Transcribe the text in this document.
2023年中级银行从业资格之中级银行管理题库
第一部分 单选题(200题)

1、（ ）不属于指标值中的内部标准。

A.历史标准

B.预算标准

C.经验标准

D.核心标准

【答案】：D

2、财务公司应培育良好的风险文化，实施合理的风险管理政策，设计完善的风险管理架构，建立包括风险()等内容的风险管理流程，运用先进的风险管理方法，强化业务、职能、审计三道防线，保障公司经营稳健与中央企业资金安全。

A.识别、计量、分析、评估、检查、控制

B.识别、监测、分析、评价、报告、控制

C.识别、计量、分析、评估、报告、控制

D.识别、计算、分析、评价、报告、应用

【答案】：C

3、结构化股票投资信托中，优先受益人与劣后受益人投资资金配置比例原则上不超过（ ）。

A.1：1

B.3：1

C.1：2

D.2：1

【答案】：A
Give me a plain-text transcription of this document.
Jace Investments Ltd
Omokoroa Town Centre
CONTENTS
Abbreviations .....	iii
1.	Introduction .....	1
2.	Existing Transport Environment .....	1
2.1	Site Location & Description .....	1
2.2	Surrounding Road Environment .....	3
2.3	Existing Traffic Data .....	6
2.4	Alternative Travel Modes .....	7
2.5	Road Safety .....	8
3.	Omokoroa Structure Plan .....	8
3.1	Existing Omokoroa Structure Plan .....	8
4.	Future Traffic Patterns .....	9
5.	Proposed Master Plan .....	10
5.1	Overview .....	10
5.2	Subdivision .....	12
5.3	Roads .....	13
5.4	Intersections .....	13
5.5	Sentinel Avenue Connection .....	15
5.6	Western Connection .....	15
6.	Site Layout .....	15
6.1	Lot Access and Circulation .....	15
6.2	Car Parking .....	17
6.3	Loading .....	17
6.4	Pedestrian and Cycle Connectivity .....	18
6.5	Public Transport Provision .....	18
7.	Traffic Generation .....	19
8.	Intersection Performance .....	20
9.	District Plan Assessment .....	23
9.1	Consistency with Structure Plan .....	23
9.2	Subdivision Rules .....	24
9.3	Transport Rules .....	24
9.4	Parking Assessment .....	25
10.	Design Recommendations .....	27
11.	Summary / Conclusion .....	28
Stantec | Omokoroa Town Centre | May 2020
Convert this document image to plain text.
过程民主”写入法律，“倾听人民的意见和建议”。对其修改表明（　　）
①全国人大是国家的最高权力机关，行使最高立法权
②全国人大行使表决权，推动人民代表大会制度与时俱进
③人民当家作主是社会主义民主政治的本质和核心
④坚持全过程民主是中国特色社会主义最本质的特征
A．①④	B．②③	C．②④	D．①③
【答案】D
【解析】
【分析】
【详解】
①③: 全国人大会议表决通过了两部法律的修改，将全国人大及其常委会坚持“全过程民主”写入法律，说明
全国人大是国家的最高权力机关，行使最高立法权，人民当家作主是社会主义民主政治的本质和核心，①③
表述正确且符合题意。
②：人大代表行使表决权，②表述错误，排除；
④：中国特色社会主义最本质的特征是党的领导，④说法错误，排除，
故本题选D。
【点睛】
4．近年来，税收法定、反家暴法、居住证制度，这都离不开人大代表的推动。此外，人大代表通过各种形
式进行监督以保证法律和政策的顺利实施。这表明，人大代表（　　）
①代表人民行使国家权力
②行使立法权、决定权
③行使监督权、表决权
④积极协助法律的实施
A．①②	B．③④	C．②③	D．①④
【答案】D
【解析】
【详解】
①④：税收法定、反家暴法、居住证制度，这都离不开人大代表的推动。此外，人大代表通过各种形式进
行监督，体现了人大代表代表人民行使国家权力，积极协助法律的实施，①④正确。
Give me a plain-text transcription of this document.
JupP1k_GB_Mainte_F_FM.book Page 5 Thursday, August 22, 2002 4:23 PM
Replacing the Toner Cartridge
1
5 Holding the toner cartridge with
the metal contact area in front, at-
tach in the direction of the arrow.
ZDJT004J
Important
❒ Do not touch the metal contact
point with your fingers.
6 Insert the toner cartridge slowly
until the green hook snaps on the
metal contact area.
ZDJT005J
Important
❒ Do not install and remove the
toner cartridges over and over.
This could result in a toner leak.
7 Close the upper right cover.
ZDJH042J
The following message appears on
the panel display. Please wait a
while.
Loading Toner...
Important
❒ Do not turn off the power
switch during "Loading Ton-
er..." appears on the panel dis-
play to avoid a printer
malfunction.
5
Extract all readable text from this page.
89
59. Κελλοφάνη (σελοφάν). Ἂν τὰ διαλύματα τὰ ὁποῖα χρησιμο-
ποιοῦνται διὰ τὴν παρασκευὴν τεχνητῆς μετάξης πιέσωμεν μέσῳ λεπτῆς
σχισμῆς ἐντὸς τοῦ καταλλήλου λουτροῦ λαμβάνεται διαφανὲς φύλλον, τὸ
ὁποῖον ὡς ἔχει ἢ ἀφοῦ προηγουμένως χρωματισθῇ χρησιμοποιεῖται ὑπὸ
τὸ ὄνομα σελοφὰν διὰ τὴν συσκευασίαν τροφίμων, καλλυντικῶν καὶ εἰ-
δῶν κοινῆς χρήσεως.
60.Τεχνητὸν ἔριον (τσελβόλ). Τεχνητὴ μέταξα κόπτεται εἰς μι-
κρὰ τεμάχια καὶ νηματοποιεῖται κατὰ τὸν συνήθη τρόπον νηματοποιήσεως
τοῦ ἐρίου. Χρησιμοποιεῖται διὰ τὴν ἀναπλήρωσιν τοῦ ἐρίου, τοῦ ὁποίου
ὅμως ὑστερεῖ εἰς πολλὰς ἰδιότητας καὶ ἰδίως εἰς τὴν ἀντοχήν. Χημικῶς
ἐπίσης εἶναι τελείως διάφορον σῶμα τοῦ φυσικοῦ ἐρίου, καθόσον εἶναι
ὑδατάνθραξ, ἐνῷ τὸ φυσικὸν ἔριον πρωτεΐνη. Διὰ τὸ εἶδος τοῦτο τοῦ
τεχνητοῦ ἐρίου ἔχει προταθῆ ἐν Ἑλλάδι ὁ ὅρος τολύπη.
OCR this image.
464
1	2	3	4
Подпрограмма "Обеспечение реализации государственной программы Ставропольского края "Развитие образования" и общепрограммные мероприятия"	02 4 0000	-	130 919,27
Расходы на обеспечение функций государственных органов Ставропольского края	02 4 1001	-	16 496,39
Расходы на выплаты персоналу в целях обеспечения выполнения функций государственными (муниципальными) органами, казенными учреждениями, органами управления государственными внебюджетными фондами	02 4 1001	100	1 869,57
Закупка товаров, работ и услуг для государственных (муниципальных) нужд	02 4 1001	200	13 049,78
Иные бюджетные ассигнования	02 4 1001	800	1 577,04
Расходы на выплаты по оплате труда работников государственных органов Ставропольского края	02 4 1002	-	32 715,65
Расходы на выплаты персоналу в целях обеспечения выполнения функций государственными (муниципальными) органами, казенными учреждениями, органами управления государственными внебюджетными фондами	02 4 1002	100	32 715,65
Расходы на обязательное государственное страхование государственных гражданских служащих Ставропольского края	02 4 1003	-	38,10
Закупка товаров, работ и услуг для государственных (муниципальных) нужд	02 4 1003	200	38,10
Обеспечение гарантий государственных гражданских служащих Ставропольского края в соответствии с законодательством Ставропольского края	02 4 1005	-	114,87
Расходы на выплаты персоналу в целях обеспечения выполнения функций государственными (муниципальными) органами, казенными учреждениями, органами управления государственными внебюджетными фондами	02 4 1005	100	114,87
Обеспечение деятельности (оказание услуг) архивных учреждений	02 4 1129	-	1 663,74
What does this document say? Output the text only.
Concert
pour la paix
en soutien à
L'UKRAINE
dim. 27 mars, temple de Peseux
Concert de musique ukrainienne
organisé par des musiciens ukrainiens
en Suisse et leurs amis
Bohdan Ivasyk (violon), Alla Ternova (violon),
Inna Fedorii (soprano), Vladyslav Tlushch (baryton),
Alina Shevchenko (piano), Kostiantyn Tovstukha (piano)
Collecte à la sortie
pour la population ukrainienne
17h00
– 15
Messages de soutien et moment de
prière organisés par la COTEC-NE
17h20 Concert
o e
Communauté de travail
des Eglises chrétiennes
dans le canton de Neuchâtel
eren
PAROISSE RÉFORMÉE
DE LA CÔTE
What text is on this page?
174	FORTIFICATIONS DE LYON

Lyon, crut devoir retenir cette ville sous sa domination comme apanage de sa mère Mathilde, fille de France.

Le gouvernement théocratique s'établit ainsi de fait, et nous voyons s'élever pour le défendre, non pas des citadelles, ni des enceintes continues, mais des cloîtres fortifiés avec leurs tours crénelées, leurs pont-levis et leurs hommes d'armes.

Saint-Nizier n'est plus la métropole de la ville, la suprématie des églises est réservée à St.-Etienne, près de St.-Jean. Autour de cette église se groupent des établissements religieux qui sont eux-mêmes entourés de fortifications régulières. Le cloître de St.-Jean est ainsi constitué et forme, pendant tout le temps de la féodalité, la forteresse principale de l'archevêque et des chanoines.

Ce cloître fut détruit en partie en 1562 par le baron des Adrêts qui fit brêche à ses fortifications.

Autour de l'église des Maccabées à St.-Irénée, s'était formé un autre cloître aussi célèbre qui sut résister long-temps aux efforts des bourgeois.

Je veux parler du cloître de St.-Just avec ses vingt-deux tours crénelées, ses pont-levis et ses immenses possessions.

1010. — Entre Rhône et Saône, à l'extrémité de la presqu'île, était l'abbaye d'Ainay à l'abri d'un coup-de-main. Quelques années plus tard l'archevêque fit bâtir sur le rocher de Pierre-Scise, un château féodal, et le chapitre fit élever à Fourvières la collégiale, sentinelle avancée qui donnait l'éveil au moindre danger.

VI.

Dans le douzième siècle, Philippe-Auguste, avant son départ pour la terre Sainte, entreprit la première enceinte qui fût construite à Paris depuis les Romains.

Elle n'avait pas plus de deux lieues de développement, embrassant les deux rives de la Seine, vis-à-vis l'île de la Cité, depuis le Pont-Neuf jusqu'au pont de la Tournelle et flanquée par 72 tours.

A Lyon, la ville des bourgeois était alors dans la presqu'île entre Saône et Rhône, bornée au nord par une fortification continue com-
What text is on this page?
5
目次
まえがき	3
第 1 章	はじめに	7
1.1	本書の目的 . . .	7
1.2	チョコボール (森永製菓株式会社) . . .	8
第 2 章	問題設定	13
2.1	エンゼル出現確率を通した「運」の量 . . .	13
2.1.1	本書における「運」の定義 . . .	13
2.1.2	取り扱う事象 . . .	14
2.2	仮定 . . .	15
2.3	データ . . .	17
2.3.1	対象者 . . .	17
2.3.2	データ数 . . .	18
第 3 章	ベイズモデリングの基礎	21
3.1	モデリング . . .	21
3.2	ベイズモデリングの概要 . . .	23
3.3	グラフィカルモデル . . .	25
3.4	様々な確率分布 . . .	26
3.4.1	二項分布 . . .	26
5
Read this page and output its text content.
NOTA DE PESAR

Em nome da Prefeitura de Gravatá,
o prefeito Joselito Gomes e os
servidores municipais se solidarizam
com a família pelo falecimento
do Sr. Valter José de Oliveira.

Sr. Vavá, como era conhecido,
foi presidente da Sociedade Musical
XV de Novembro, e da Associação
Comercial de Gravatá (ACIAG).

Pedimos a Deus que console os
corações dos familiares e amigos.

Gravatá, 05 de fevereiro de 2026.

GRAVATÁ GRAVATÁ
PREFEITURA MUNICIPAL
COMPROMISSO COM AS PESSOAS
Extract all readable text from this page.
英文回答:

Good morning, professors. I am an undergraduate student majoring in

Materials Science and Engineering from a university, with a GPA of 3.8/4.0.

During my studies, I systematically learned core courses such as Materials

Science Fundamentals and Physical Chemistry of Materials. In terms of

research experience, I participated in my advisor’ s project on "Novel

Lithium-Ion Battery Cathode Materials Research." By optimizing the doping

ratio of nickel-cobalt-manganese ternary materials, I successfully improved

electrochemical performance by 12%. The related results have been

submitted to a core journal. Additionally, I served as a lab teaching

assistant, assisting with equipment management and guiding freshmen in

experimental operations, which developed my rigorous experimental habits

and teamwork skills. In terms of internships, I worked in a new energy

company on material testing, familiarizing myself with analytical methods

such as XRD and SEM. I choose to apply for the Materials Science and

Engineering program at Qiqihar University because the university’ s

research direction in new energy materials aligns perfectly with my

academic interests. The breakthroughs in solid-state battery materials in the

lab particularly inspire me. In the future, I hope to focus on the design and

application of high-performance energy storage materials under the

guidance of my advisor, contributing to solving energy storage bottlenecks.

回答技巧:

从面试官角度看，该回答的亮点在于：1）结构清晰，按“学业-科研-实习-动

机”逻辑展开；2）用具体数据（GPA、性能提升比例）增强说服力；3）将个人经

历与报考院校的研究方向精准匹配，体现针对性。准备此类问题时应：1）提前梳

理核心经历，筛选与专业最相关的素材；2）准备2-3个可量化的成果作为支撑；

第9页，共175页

Task details -> Copy each line of the data that contains the word "税收法定".

Expected answer ->
4．近年来，税收法定、反家暴法、居住证制度，这都离不开人大代表的推动。此外，人大代表通过各种形
①④：税收法定、反家暴法、居住证制度，这都离不开人大代表的推动。此外，人大代表通过各种形式进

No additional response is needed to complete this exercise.